Stored entries:
- - - -

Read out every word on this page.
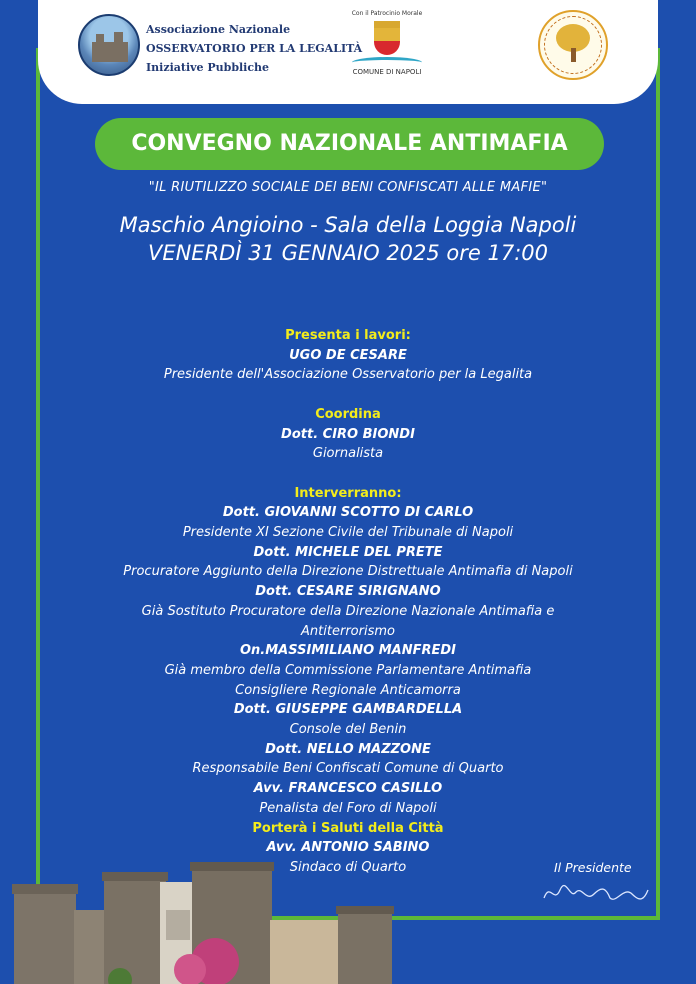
Associazione Nazionale
OSSERVATORIO PER LA LEGALITÀ
Iniziative Pubbliche
Con il Patrocinio Morale
COMUNE DI NAPOLI
CONVEGNO NAZIONALE ANTIMAFIA
"IL RIUTILIZZO SOCIALE DEI BENI CONFISCATI ALLE MAFIE"
Maschio Angioino - Sala della Loggia Napoli
VENERDÌ 31 GENNAIO 2025 ore 17:00
Presenta i lavori:
UGO DE CESARE
Presidente dell'Associazione Osservatorio per la Legalita
Coordina
Dott. CIRO BIONDI
Giornalista
Interverranno:
Dott. GIOVANNI SCOTTO DI CARLO
Presidente XI Sezione Civile del Tribunale di Napoli
Dott. MICHELE DEL PRETE
Procuratore Aggiunto della Direzione Distrettuale Antimafia di Napoli
Dott. CESARE SIRIGNANO
Già Sostituto Procuratore della Direzione Nazionale Antimafia e
Antiterrorismo
On.MASSIMILIANO MANFREDI
Già membro della Commissione Parlamentare Antimafia
Consigliere Regionale Anticamorra
Dott. GIUSEPPE GAMBARDELLA
Console del Benin
Dott. NELLO MAZZONE
Responsabile Beni Confiscati Comune di Quarto
Avv. FRANCESCO CASILLO
Penalista del Foro di Napoli
Porterà i Saluti della Città
Avv. ANTONIO SABINO
Sindaco di Quarto	Il Presidente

- - - -

▸ **Stated exercise**
Restate the entire listing word for word, excluding pictures.

▸ **Expected output**
Read out every word on this page.
Associazione Nazionale
OSSERVATORIO PER LA LEGALITÀ
Iniziative Pubbliche
Con il Patrocinio Morale
COMUNE DI NAPOLI
CONVEGNO NAZIONALE ANTIMAFIA
"IL RIUTILIZZO SOCIALE DEI BENI CONFISCATI ALLE MAFIE"
Maschio Angioino - Sala della Loggia Napoli
VENERDÌ 31 GENNAIO 2025 ore 17:00
Presenta i lavori:
UGO DE CESARE
Presidente dell'Associazione Osservatorio per la Legalita
Coordina
Dott. CIRO BIONDI
Giornalista
Interverranno:
Dott. GIOVANNI SCOTTO DI CARLO
Presidente XI Sezione Civile del Tribunale di Napoli
Dott. MICHELE DEL PRETE
Procuratore Aggiunto della Direzione Distrettuale Antimafia di Napoli
Dott. CESARE SIRIGNANO
Già Sostituto Procuratore della Direzione Nazionale Antimafia e
Antiterrorismo
On.MASSIMILIANO MANFREDI
Già membro della Commissione Parlamentare Antimafia
Consigliere Regionale Anticamorra
Dott. GIUSEPPE GAMBARDELLA
Console del Benin
Dott. NELLO MAZZONE
Responsabile Beni Confiscati Comune di Quarto
Avv. FRANCESCO CASILLO
Penalista del Foro di Napoli
Porterà i Saluti della Città
Avv. ANTONIO SABINO
Sindaco di Quarto	Il Presidente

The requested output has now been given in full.